Dataset records —
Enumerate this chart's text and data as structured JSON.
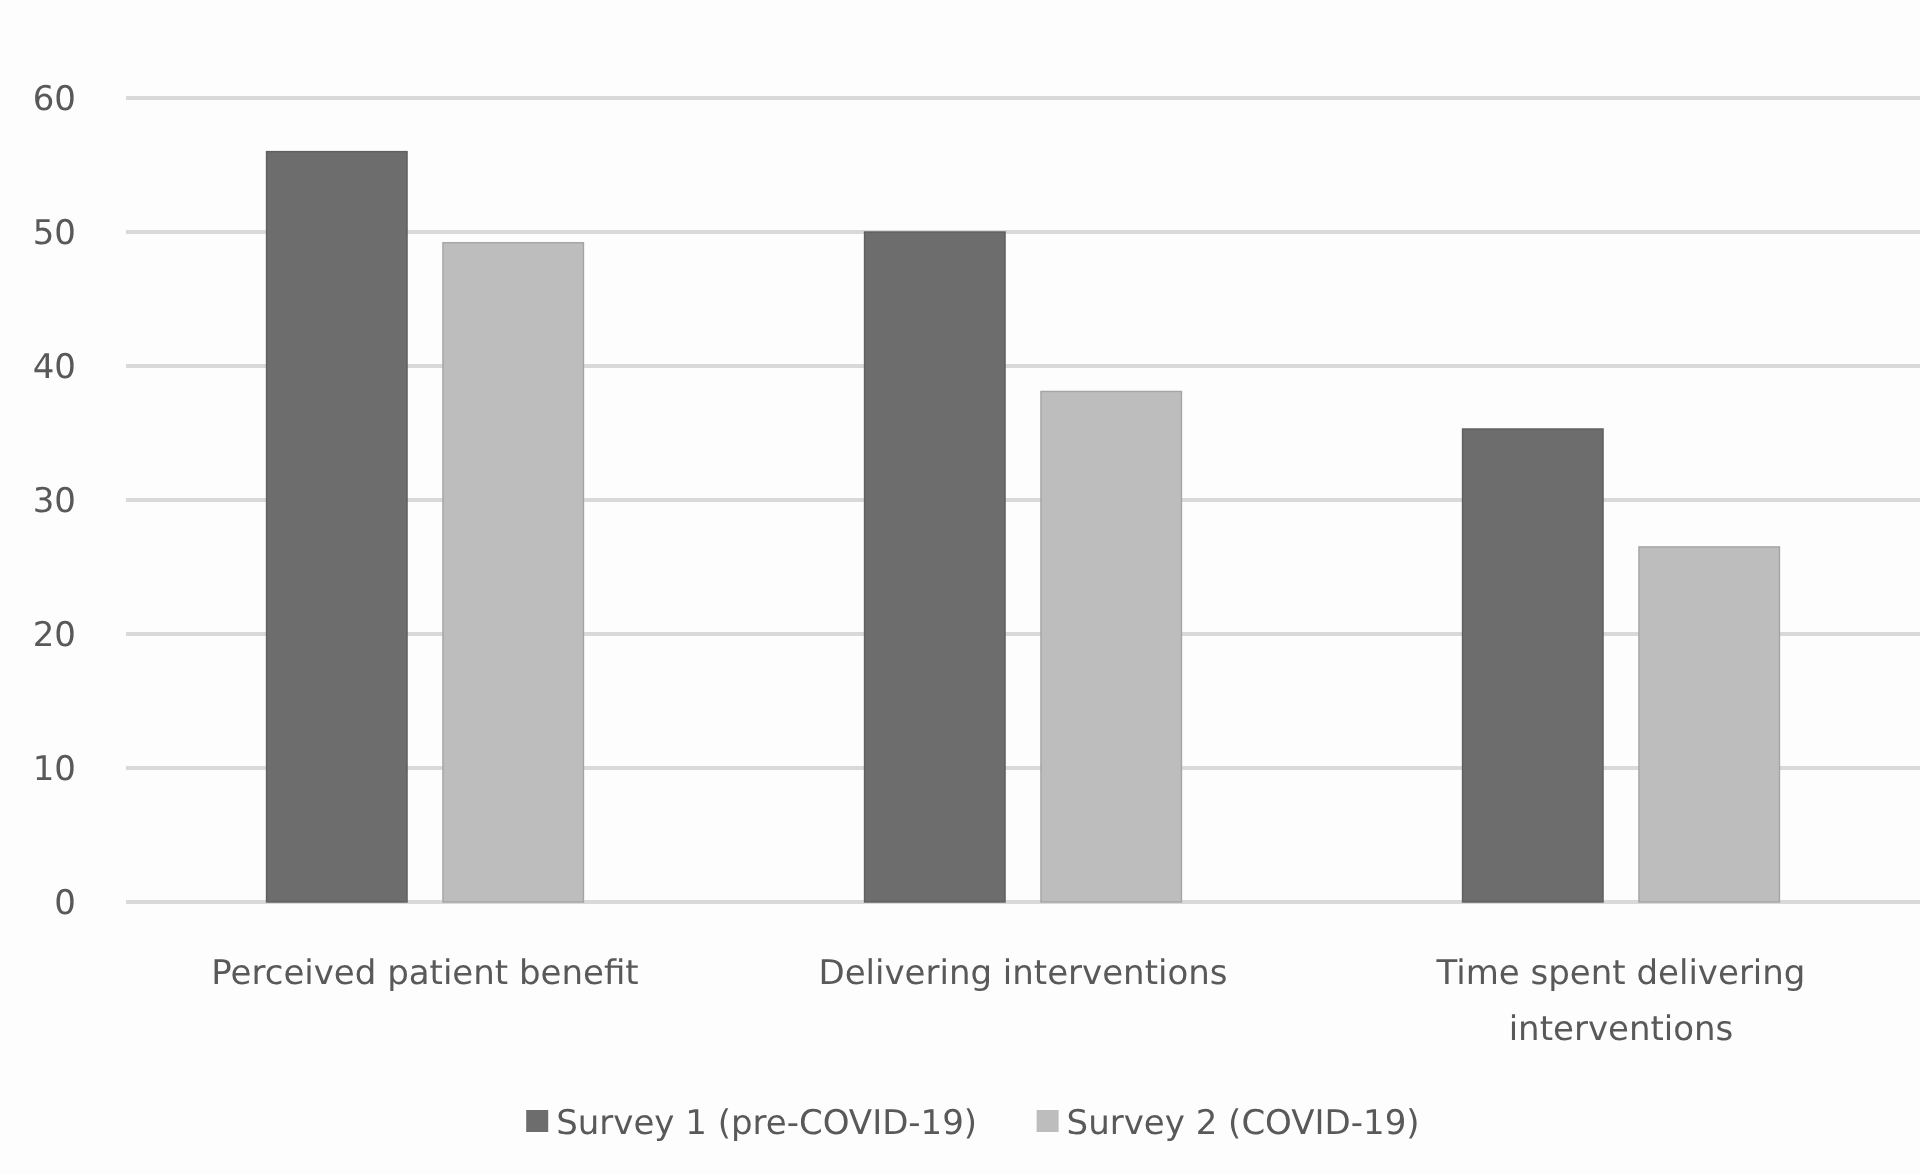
{
  "chart_data": {
    "type": "bar",
    "categories": [
      "Perceived patient benefit",
      "Delivering interventions",
      "Time spent delivering interventions"
    ],
    "series": [
      {
        "name": "Survey 1 (pre-COVID-19)",
        "color": "#6d6d6d",
        "values": [
          56,
          50,
          35.3
        ]
      },
      {
        "name": "Survey 2 (COVID-19)",
        "color": "#bdbdbd",
        "values": [
          49.2,
          38.1,
          26.5
        ]
      }
    ],
    "ylim": [
      0,
      60
    ],
    "yticks": [
      0,
      10,
      20,
      30,
      40,
      50,
      60
    ],
    "grid": "y",
    "legend": "bottom"
  }
}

Job —
Write down only the number of lines that contain the string "COVID" in the listing.

Completed task —
2